Stored data

━━━

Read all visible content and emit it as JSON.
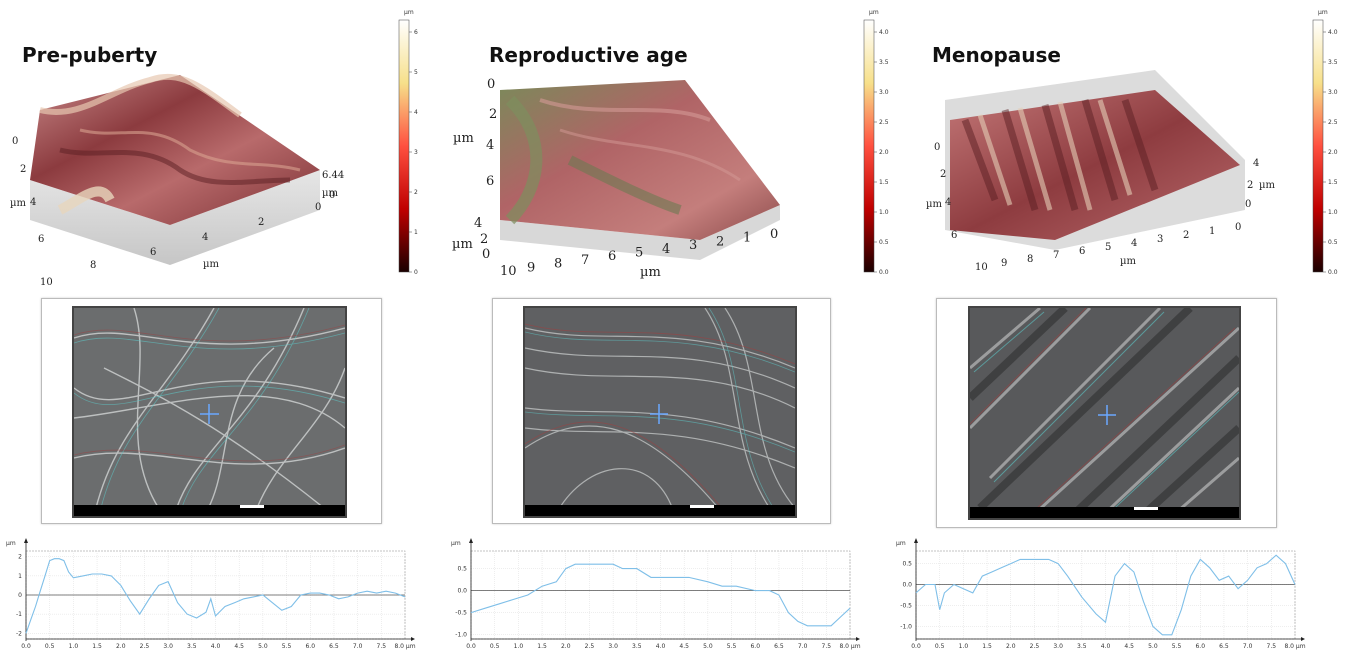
{
  "panels": [
    {
      "title": "Pre-puberty",
      "axis_unit": "µm",
      "x_ticks": [
        "10",
        "8",
        "6",
        "4",
        "2",
        "0"
      ],
      "y_ticks": [
        "0",
        "2",
        "4",
        "6"
      ],
      "z_label": "6.448",
      "colorbar": {
        "unit": "µm",
        "ticks": [
          "0",
          "1",
          "2",
          "3",
          "4",
          "5",
          "6"
        ]
      },
      "profile": {
        "unit": "µm",
        "y_ticks": [
          "2",
          "1",
          "0",
          "-1",
          "-2"
        ],
        "x_ticks": [
          "0.0",
          "0.5",
          "1.0",
          "1.5",
          "2.0",
          "2.5",
          "3.0",
          "3.5",
          "4.0",
          "4.5",
          "5.0",
          "5.5",
          "6.0",
          "6.5",
          "7.0",
          "7.5",
          "8.0 µm"
        ],
        "ylim": [
          -2.3,
          2.3
        ],
        "x": [
          0,
          0.1,
          0.2,
          0.3,
          0.4,
          0.5,
          0.6,
          0.7,
          0.8,
          0.9,
          1.0,
          1.2,
          1.4,
          1.6,
          1.8,
          2.0,
          2.2,
          2.4,
          2.6,
          2.8,
          3.0,
          3.2,
          3.4,
          3.6,
          3.8,
          3.9,
          4.0,
          4.2,
          4.4,
          4.6,
          4.8,
          5.0,
          5.2,
          5.4,
          5.6,
          5.8,
          6.0,
          6.2,
          6.4,
          6.6,
          6.8,
          7.0,
          7.2,
          7.4,
          7.6,
          7.8,
          8.0
        ],
        "y": [
          -2.0,
          -1.3,
          -0.6,
          0.2,
          1.0,
          1.8,
          1.9,
          1.9,
          1.8,
          1.2,
          0.9,
          1.0,
          1.1,
          1.1,
          1.0,
          0.5,
          -0.3,
          -1.0,
          -0.2,
          0.5,
          0.7,
          -0.4,
          -1.0,
          -1.2,
          -0.9,
          -0.2,
          -1.1,
          -0.6,
          -0.4,
          -0.2,
          -0.1,
          0.0,
          -0.4,
          -0.8,
          -0.6,
          0.0,
          0.1,
          0.1,
          0.0,
          -0.2,
          -0.1,
          0.1,
          0.2,
          0.1,
          0.2,
          0.1,
          -0.1
        ]
      }
    },
    {
      "title": "Reproductive age",
      "axis_unit": "µm",
      "x_ticks": [
        "10",
        "9",
        "8",
        "7",
        "6",
        "5",
        "4",
        "3",
        "2",
        "1",
        "0"
      ],
      "y_ticks": [
        "0",
        "2",
        "4",
        "6"
      ],
      "z_ticks": [
        "4",
        "2",
        "0"
      ],
      "colorbar": {
        "unit": "µm",
        "ticks": [
          "0.0",
          "0.5",
          "1.0",
          "1.5",
          "2.0",
          "2.5",
          "3.0",
          "3.5",
          "4.0"
        ]
      },
      "profile": {
        "unit": "µm",
        "y_ticks": [
          "0.5",
          "0.0",
          "-0.5",
          "-1.0"
        ],
        "x_ticks": [
          "0.0",
          "0.5",
          "1.0",
          "1.5",
          "2.0",
          "2.5",
          "3.0",
          "3.5",
          "4.0",
          "4.5",
          "5.0",
          "5.5",
          "6.0",
          "6.5",
          "7.0",
          "7.5",
          "8.0 µm"
        ],
        "ylim": [
          -1.1,
          0.9
        ],
        "x": [
          0,
          0.3,
          0.6,
          0.9,
          1.2,
          1.5,
          1.8,
          2.0,
          2.2,
          2.5,
          2.8,
          3.0,
          3.2,
          3.5,
          3.8,
          4.0,
          4.3,
          4.6,
          5.0,
          5.3,
          5.6,
          6.0,
          6.3,
          6.5,
          6.7,
          6.9,
          7.1,
          7.4,
          7.6,
          7.8,
          8.0
        ],
        "y": [
          -0.5,
          -0.4,
          -0.3,
          -0.2,
          -0.1,
          0.1,
          0.2,
          0.5,
          0.6,
          0.6,
          0.6,
          0.6,
          0.5,
          0.5,
          0.3,
          0.3,
          0.3,
          0.3,
          0.2,
          0.1,
          0.1,
          0.0,
          0.0,
          -0.1,
          -0.5,
          -0.7,
          -0.8,
          -0.8,
          -0.8,
          -0.6,
          -0.4
        ]
      }
    },
    {
      "title": "Menopause",
      "axis_unit": "µm",
      "x_ticks": [
        "10",
        "9",
        "8",
        "7",
        "6",
        "5",
        "4",
        "3",
        "2",
        "1",
        "0"
      ],
      "y_ticks": [
        "0",
        "2",
        "4",
        "6"
      ],
      "z_ticks": [
        "4",
        "2",
        "0"
      ],
      "colorbar": {
        "unit": "µm",
        "ticks": [
          "0.0",
          "0.5",
          "1.0",
          "1.5",
          "2.0",
          "2.5",
          "3.0",
          "3.5",
          "4.0"
        ]
      },
      "profile": {
        "unit": "µm",
        "y_ticks": [
          "0.5",
          "0.0",
          "-0.5",
          "-1.0"
        ],
        "x_ticks": [
          "0.0",
          "0.5",
          "1.0",
          "1.5",
          "2.0",
          "2.5",
          "3.0",
          "3.5",
          "4.0",
          "4.5",
          "5.0",
          "5.5",
          "6.0",
          "6.5",
          "7.0",
          "7.5",
          "8.0 µm"
        ],
        "ylim": [
          -1.3,
          0.8
        ],
        "x": [
          0,
          0.2,
          0.4,
          0.5,
          0.6,
          0.8,
          1.0,
          1.2,
          1.4,
          1.6,
          1.8,
          2.0,
          2.2,
          2.5,
          2.8,
          3.0,
          3.2,
          3.5,
          3.8,
          4.0,
          4.2,
          4.4,
          4.6,
          4.8,
          5.0,
          5.2,
          5.4,
          5.6,
          5.8,
          6.0,
          6.2,
          6.4,
          6.6,
          6.8,
          7.0,
          7.2,
          7.4,
          7.6,
          7.8,
          8.0
        ],
        "y": [
          -0.2,
          0.0,
          0.0,
          -0.6,
          -0.2,
          0.0,
          -0.1,
          -0.2,
          0.2,
          0.3,
          0.4,
          0.5,
          0.6,
          0.6,
          0.6,
          0.5,
          0.2,
          -0.3,
          -0.7,
          -0.9,
          0.2,
          0.5,
          0.3,
          -0.4,
          -1.0,
          -1.2,
          -1.2,
          -0.6,
          0.2,
          0.6,
          0.4,
          0.1,
          0.2,
          -0.1,
          0.1,
          0.4,
          0.5,
          0.7,
          0.5,
          0.0
        ]
      }
    }
  ],
  "colors": {
    "surface_dark": "#8a3a3c",
    "surface_mid": "#b8686a",
    "surface_light": "#e8d2b8",
    "profile_line": "#7fbfe8",
    "sem_bg": "#6e6e6e"
  }
}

━━━

▸ Directive
Restate the whole listing above exactly, please, omitting every image.

▸ Answer to the task
Read all visible content and emit it as JSON.
{
  "panels": [
    {
      "title": "Pre-puberty",
      "axis_unit": "µm",
      "x_ticks": [
        "10",
        "8",
        "6",
        "4",
        "2",
        "0"
      ],
      "y_ticks": [
        "0",
        "2",
        "4",
        "6"
      ],
      "z_label": "6.448",
      "colorbar": {
        "unit": "µm",
        "ticks": [
          "0",
          "1",
          "2",
          "3",
          "4",
          "5",
          "6"
        ]
      },
      "profile": {
        "unit": "µm",
        "y_ticks": [
          "2",
          "1",
          "0",
          "-1",
          "-2"
        ],
        "x_ticks": [
          "0.0",
          "0.5",
          "1.0",
          "1.5",
          "2.0",
          "2.5",
          "3.0",
          "3.5",
          "4.0",
          "4.5",
          "5.0",
          "5.5",
          "6.0",
          "6.5",
          "7.0",
          "7.5",
          "8.0 µm"
        ],
        "ylim": [
          -2.3,
          2.3
        ],
        "x": [
          0,
          0.1,
          0.2,
          0.3,
          0.4,
          0.5,
          0.6,
          0.7,
          0.8,
          0.9,
          1.0,
          1.2,
          1.4,
          1.6,
          1.8,
          2.0,
          2.2,
          2.4,
          2.6,
          2.8,
          3.0,
          3.2,
          3.4,
          3.6,
          3.8,
          3.9,
          4.0,
          4.2,
          4.4,
          4.6,
          4.8,
          5.0,
          5.2,
          5.4,
          5.6,
          5.8,
          6.0,
          6.2,
          6.4,
          6.6,
          6.8,
          7.0,
          7.2,
          7.4,
          7.6,
          7.8,
          8.0
        ],
        "y": [
          -2.0,
          -1.3,
          -0.6,
          0.2,
          1.0,
          1.8,
          1.9,
          1.9,
          1.8,
          1.2,
          0.9,
          1.0,
          1.1,
          1.1,
          1.0,
          0.5,
          -0.3,
          -1.0,
          -0.2,
          0.5,
          0.7,
          -0.4,
          -1.0,
          -1.2,
          -0.9,
          -0.2,
          -1.1,
          -0.6,
          -0.4,
          -0.2,
          -0.1,
          0.0,
          -0.4,
          -0.8,
          -0.6,
          0.0,
          0.1,
          0.1,
          0.0,
          -0.2,
          -0.1,
          0.1,
          0.2,
          0.1,
          0.2,
          0.1,
          -0.1
        ]
      }
    },
    {
      "title": "Reproductive age",
      "axis_unit": "µm",
      "x_ticks": [
        "10",
        "9",
        "8",
        "7",
        "6",
        "5",
        "4",
        "3",
        "2",
        "1",
        "0"
      ],
      "y_ticks": [
        "0",
        "2",
        "4",
        "6"
      ],
      "z_ticks": [
        "4",
        "2",
        "0"
      ],
      "colorbar": {
        "unit": "µm",
        "ticks": [
          "0.0",
          "0.5",
          "1.0",
          "1.5",
          "2.0",
          "2.5",
          "3.0",
          "3.5",
          "4.0"
        ]
      },
      "profile": {
        "unit": "µm",
        "y_ticks": [
          "0.5",
          "0.0",
          "-0.5",
          "-1.0"
        ],
        "x_ticks": [
          "0.0",
          "0.5",
          "1.0",
          "1.5",
          "2.0",
          "2.5",
          "3.0",
          "3.5",
          "4.0",
          "4.5",
          "5.0",
          "5.5",
          "6.0",
          "6.5",
          "7.0",
          "7.5",
          "8.0 µm"
        ],
        "ylim": [
          -1.1,
          0.9
        ],
        "x": [
          0,
          0.3,
          0.6,
          0.9,
          1.2,
          1.5,
          1.8,
          2.0,
          2.2,
          2.5,
          2.8,
          3.0,
          3.2,
          3.5,
          3.8,
          4.0,
          4.3,
          4.6,
          5.0,
          5.3,
          5.6,
          6.0,
          6.3,
          6.5,
          6.7,
          6.9,
          7.1,
          7.4,
          7.6,
          7.8,
          8.0
        ],
        "y": [
          -0.5,
          -0.4,
          -0.3,
          -0.2,
          -0.1,
          0.1,
          0.2,
          0.5,
          0.6,
          0.6,
          0.6,
          0.6,
          0.5,
          0.5,
          0.3,
          0.3,
          0.3,
          0.3,
          0.2,
          0.1,
          0.1,
          0.0,
          0.0,
          -0.1,
          -0.5,
          -0.7,
          -0.8,
          -0.8,
          -0.8,
          -0.6,
          -0.4
        ]
      }
    },
    {
      "title": "Menopause",
      "axis_unit": "µm",
      "x_ticks": [
        "10",
        "9",
        "8",
        "7",
        "6",
        "5",
        "4",
        "3",
        "2",
        "1",
        "0"
      ],
      "y_ticks": [
        "0",
        "2",
        "4",
        "6"
      ],
      "z_ticks": [
        "4",
        "2",
        "0"
      ],
      "colorbar": {
        "unit": "µm",
        "ticks": [
          "0.0",
          "0.5",
          "1.0",
          "1.5",
          "2.0",
          "2.5",
          "3.0",
          "3.5",
          "4.0"
        ]
      },
      "profile": {
        "unit": "µm",
        "y_ticks": [
          "0.5",
          "0.0",
          "-0.5",
          "-1.0"
        ],
        "x_ticks": [
          "0.0",
          "0.5",
          "1.0",
          "1.5",
          "2.0",
          "2.5",
          "3.0",
          "3.5",
          "4.0",
          "4.5",
          "5.0",
          "5.5",
          "6.0",
          "6.5",
          "7.0",
          "7.5",
          "8.0 µm"
        ],
        "ylim": [
          -1.3,
          0.8
        ],
        "x": [
          0,
          0.2,
          0.4,
          0.5,
          0.6,
          0.8,
          1.0,
          1.2,
          1.4,
          1.6,
          1.8,
          2.0,
          2.2,
          2.5,
          2.8,
          3.0,
          3.2,
          3.5,
          3.8,
          4.0,
          4.2,
          4.4,
          4.6,
          4.8,
          5.0,
          5.2,
          5.4,
          5.6,
          5.8,
          6.0,
          6.2,
          6.4,
          6.6,
          6.8,
          7.0,
          7.2,
          7.4,
          7.6,
          7.8,
          8.0
        ],
        "y": [
          -0.2,
          0.0,
          0.0,
          -0.6,
          -0.2,
          0.0,
          -0.1,
          -0.2,
          0.2,
          0.3,
          0.4,
          0.5,
          0.6,
          0.6,
          0.6,
          0.5,
          0.2,
          -0.3,
          -0.7,
          -0.9,
          0.2,
          0.5,
          0.3,
          -0.4,
          -1.0,
          -1.2,
          -1.2,
          -0.6,
          0.2,
          0.6,
          0.4,
          0.1,
          0.2,
          -0.1,
          0.1,
          0.4,
          0.5,
          0.7,
          0.5,
          0.0
        ]
      }
    }
  ],
  "colors": {
    "surface_dark": "#8a3a3c",
    "surface_mid": "#b8686a",
    "surface_light": "#e8d2b8",
    "profile_line": "#7fbfe8",
    "sem_bg": "#6e6e6e"
  }
}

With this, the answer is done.